*REQUIRED WORK:*
Extract the full set of records that follows, word for word.

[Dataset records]
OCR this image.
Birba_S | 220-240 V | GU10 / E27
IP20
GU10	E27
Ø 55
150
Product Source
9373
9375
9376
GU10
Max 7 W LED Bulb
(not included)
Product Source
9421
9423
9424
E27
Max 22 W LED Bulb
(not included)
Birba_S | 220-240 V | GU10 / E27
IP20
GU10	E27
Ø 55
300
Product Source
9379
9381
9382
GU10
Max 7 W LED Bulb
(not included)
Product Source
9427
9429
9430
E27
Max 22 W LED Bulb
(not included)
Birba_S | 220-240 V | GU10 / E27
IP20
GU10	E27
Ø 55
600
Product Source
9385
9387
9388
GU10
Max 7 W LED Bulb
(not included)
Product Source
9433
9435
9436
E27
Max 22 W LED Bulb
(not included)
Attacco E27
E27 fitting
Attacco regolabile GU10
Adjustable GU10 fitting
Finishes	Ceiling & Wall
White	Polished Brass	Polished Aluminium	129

*FINAL ANSWER:*
OCR this image.
Birba_S | 220-240 V | GU10 / E27
IP20
GU10	E27
Ø 55
150
Product Source
9373
9375
9376
GU10
Max 7 W LED Bulb
(not included)
Product Source
9421
9423
9424
E27
Max 22 W LED Bulb
(not included)
Birba_S | 220-240 V | GU10 / E27
IP20
GU10	E27
Ø 55
300
Product Source
9379
9381
9382
GU10
Max 7 W LED Bulb
(not included)
Product Source
9427
9429
9430
E27
Max 22 W LED Bulb
(not included)
Birba_S | 220-240 V | GU10 / E27
IP20
GU10	E27
Ø 55
600
Product Source
9385
9387
9388
GU10
Max 7 W LED Bulb
(not included)
Product Source
9433
9435
9436
E27
Max 22 W LED Bulb
(not included)
Attacco E27
E27 fitting
Attacco regolabile GU10
Adjustable GU10 fitting
Finishes	Ceiling & Wall
White	Polished Brass	Polished Aluminium	129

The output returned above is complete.